** begin INFORMATION SUPPLIED **

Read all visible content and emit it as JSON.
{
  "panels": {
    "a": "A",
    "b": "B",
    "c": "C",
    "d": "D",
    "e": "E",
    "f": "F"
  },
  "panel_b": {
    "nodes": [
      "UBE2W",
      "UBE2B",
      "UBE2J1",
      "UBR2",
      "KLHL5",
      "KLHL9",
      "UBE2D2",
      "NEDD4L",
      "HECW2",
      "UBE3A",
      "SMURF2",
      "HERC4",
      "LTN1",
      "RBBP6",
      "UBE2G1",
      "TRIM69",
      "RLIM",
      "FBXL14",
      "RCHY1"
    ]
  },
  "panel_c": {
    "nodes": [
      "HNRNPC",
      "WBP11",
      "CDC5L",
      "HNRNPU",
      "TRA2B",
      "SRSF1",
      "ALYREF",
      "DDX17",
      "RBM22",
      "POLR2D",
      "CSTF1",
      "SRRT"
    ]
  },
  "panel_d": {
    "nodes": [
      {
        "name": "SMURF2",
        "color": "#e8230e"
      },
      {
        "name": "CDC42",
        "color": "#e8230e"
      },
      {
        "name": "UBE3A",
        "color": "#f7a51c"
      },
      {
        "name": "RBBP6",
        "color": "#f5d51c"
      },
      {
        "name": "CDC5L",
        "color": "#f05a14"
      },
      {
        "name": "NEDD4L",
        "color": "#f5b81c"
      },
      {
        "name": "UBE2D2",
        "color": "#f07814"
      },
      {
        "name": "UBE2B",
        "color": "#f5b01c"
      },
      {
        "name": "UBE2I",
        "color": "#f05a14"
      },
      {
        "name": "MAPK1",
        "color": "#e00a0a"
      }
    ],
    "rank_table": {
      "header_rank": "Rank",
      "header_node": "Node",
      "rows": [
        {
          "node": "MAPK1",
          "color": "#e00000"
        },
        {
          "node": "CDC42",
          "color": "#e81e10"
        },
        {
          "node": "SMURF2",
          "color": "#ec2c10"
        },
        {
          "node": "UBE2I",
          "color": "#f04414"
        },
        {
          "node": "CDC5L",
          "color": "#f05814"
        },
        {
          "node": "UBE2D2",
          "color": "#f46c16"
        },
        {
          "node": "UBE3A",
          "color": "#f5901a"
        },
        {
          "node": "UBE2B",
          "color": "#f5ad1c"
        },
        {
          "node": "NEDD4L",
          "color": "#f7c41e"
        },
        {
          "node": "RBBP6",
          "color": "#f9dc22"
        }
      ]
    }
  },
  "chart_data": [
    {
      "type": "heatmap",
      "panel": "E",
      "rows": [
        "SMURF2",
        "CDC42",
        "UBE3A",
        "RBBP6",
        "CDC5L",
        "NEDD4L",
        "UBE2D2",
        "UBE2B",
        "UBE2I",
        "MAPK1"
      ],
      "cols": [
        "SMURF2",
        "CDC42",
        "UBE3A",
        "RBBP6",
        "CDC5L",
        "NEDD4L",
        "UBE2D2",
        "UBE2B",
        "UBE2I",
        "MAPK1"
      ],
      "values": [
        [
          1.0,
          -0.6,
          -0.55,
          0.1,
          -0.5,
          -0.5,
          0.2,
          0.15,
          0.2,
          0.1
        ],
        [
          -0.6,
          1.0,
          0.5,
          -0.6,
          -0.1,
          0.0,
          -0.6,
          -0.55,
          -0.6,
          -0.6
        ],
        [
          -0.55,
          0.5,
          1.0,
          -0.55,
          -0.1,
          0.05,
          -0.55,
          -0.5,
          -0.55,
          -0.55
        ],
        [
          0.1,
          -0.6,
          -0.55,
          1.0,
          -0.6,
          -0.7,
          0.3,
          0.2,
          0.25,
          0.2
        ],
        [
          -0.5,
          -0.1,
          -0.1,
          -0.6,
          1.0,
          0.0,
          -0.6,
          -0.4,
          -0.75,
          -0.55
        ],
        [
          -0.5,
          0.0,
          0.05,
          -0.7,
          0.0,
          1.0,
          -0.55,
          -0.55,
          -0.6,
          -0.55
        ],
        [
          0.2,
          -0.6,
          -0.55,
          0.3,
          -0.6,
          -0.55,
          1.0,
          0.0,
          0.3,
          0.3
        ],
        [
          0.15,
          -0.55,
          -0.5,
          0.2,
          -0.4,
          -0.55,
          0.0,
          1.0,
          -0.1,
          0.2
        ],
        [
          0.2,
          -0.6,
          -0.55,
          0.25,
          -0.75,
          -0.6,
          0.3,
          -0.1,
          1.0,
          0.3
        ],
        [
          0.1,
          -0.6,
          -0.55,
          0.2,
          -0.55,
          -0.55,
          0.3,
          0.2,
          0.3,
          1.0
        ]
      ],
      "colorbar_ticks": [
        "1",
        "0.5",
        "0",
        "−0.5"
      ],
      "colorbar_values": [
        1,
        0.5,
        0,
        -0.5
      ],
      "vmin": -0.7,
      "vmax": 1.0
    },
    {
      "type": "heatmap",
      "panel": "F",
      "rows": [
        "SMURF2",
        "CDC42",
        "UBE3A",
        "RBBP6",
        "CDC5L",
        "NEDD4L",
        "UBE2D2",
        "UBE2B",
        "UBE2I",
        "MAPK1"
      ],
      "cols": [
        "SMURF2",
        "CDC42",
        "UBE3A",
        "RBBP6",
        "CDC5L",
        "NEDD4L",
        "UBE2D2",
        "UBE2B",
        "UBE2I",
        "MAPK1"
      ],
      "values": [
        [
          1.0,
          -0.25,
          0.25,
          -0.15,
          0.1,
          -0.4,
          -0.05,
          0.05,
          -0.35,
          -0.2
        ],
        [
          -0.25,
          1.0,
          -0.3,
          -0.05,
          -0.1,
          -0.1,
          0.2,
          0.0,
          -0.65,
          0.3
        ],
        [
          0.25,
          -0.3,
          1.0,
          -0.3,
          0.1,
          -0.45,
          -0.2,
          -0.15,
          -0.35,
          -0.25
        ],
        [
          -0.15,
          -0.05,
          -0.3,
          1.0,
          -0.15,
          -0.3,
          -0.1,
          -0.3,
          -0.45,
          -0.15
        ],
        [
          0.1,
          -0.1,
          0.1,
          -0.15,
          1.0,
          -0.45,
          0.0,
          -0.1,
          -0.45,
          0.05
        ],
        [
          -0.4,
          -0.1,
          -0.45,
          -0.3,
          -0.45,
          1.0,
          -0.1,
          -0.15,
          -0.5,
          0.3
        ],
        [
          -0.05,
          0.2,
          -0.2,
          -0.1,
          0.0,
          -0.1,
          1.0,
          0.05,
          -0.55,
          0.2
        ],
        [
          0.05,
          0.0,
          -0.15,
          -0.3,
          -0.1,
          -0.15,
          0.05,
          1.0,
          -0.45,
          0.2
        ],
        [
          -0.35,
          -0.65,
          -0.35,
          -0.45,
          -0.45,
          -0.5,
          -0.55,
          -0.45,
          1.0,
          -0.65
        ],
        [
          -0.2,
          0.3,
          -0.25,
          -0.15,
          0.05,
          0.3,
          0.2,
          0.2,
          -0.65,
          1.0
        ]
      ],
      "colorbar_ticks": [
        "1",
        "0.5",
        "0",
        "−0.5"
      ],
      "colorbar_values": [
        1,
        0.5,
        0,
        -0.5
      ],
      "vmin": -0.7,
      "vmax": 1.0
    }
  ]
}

** end INFORMATION SUPPLIED **

EXERCISE OBJECTIVE: Using the data above, repeat every line exactly.

EXERCISE RESULT:
Read all visible content and emit it as JSON.
{
  "panels": {
    "a": "A",
    "b": "B",
    "c": "C",
    "d": "D",
    "e": "E",
    "f": "F"
  },
  "panel_b": {
    "nodes": [
      "UBE2W",
      "UBE2B",
      "UBE2J1",
      "UBR2",
      "KLHL5",
      "KLHL9",
      "UBE2D2",
      "NEDD4L",
      "HECW2",
      "UBE3A",
      "SMURF2",
      "HERC4",
      "LTN1",
      "RBBP6",
      "UBE2G1",
      "TRIM69",
      "RLIM",
      "FBXL14",
      "RCHY1"
    ]
  },
  "panel_c": {
    "nodes": [
      "HNRNPC",
      "WBP11",
      "CDC5L",
      "HNRNPU",
      "TRA2B",
      "SRSF1",
      "ALYREF",
      "DDX17",
      "RBM22",
      "POLR2D",
      "CSTF1",
      "SRRT"
    ]
  },
  "panel_d": {
    "nodes": [
      {
        "name": "SMURF2",
        "color": "#e8230e"
      },
      {
        "name": "CDC42",
        "color": "#e8230e"
      },
      {
        "name": "UBE3A",
        "color": "#f7a51c"
      },
      {
        "name": "RBBP6",
        "color": "#f5d51c"
      },
      {
        "name": "CDC5L",
        "color": "#f05a14"
      },
      {
        "name": "NEDD4L",
        "color": "#f5b81c"
      },
      {
        "name": "UBE2D2",
        "color": "#f07814"
      },
      {
        "name": "UBE2B",
        "color": "#f5b01c"
      },
      {
        "name": "UBE2I",
        "color": "#f05a14"
      },
      {
        "name": "MAPK1",
        "color": "#e00a0a"
      }
    ],
    "rank_table": {
      "header_rank": "Rank",
      "header_node": "Node",
      "rows": [
        {
          "node": "MAPK1",
          "color": "#e00000"
        },
        {
          "node": "CDC42",
          "color": "#e81e10"
        },
        {
          "node": "SMURF2",
          "color": "#ec2c10"
        },
        {
          "node": "UBE2I",
          "color": "#f04414"
        },
        {
          "node": "CDC5L",
          "color": "#f05814"
        },
        {
          "node": "UBE2D2",
          "color": "#f46c16"
        },
        {
          "node": "UBE3A",
          "color": "#f5901a"
        },
        {
          "node": "UBE2B",
          "color": "#f5ad1c"
        },
        {
          "node": "NEDD4L",
          "color": "#f7c41e"
        },
        {
          "node": "RBBP6",
          "color": "#f9dc22"
        }
      ]
    }
  },
  "chart_data": [
    {
      "type": "heatmap",
      "panel": "E",
      "rows": [
        "SMURF2",
        "CDC42",
        "UBE3A",
        "RBBP6",
        "CDC5L",
        "NEDD4L",
        "UBE2D2",
        "UBE2B",
        "UBE2I",
        "MAPK1"
      ],
      "cols": [
        "SMURF2",
        "CDC42",
        "UBE3A",
        "RBBP6",
        "CDC5L",
        "NEDD4L",
        "UBE2D2",
        "UBE2B",
        "UBE2I",
        "MAPK1"
      ],
      "values": [
        [
          1.0,
          -0.6,
          -0.55,
          0.1,
          -0.5,
          -0.5,
          0.2,
          0.15,
          0.2,
          0.1
        ],
        [
          -0.6,
          1.0,
          0.5,
          -0.6,
          -0.1,
          0.0,
          -0.6,
          -0.55,
          -0.6,
          -0.6
        ],
        [
          -0.55,
          0.5,
          1.0,
          -0.55,
          -0.1,
          0.05,
          -0.55,
          -0.5,
          -0.55,
          -0.55
        ],
        [
          0.1,
          -0.6,
          -0.55,
          1.0,
          -0.6,
          -0.7,
          0.3,
          0.2,
          0.25,
          0.2
        ],
        [
          -0.5,
          -0.1,
          -0.1,
          -0.6,
          1.0,
          0.0,
          -0.6,
          -0.4,
          -0.75,
          -0.55
        ],
        [
          -0.5,
          0.0,
          0.05,
          -0.7,
          0.0,
          1.0,
          -0.55,
          -0.55,
          -0.6,
          -0.55
        ],
        [
          0.2,
          -0.6,
          -0.55,
          0.3,
          -0.6,
          -0.55,
          1.0,
          0.0,
          0.3,
          0.3
        ],
        [
          0.15,
          -0.55,
          -0.5,
          0.2,
          -0.4,
          -0.55,
          0.0,
          1.0,
          -0.1,
          0.2
        ],
        [
          0.2,
          -0.6,
          -0.55,
          0.25,
          -0.75,
          -0.6,
          0.3,
          -0.1,
          1.0,
          0.3
        ],
        [
          0.1,
          -0.6,
          -0.55,
          0.2,
          -0.55,
          -0.55,
          0.3,
          0.2,
          0.3,
          1.0
        ]
      ],
      "colorbar_ticks": [
        "1",
        "0.5",
        "0",
        "−0.5"
      ],
      "colorbar_values": [
        1,
        0.5,
        0,
        -0.5
      ],
      "vmin": -0.7,
      "vmax": 1.0
    },
    {
      "type": "heatmap",
      "panel": "F",
      "rows": [
        "SMURF2",
        "CDC42",
        "UBE3A",
        "RBBP6",
        "CDC5L",
        "NEDD4L",
        "UBE2D2",
        "UBE2B",
        "UBE2I",
        "MAPK1"
      ],
      "cols": [
        "SMURF2",
        "CDC42",
        "UBE3A",
        "RBBP6",
        "CDC5L",
        "NEDD4L",
        "UBE2D2",
        "UBE2B",
        "UBE2I",
        "MAPK1"
      ],
      "values": [
        [
          1.0,
          -0.25,
          0.25,
          -0.15,
          0.1,
          -0.4,
          -0.05,
          0.05,
          -0.35,
          -0.2
        ],
        [
          -0.25,
          1.0,
          -0.3,
          -0.05,
          -0.1,
          -0.1,
          0.2,
          0.0,
          -0.65,
          0.3
        ],
        [
          0.25,
          -0.3,
          1.0,
          -0.3,
          0.1,
          -0.45,
          -0.2,
          -0.15,
          -0.35,
          -0.25
        ],
        [
          -0.15,
          -0.05,
          -0.3,
          1.0,
          -0.15,
          -0.3,
          -0.1,
          -0.3,
          -0.45,
          -0.15
        ],
        [
          0.1,
          -0.1,
          0.1,
          -0.15,
          1.0,
          -0.45,
          0.0,
          -0.1,
          -0.45,
          0.05
        ],
        [
          -0.4,
          -0.1,
          -0.45,
          -0.3,
          -0.45,
          1.0,
          -0.1,
          -0.15,
          -0.5,
          0.3
        ],
        [
          -0.05,
          0.2,
          -0.2,
          -0.1,
          0.0,
          -0.1,
          1.0,
          0.05,
          -0.55,
          0.2
        ],
        [
          0.05,
          0.0,
          -0.15,
          -0.3,
          -0.1,
          -0.15,
          0.05,
          1.0,
          -0.45,
          0.2
        ],
        [
          -0.35,
          -0.65,
          -0.35,
          -0.45,
          -0.45,
          -0.5,
          -0.55,
          -0.45,
          1.0,
          -0.65
        ],
        [
          -0.2,
          0.3,
          -0.25,
          -0.15,
          0.05,
          0.3,
          0.2,
          0.2,
          -0.65,
          1.0
        ]
      ],
      "colorbar_ticks": [
        "1",
        "0.5",
        "0",
        "−0.5"
      ],
      "colorbar_values": [
        1,
        0.5,
        0,
        -0.5
      ],
      "vmin": -0.7,
      "vmax": 1.0
    }
  ]
}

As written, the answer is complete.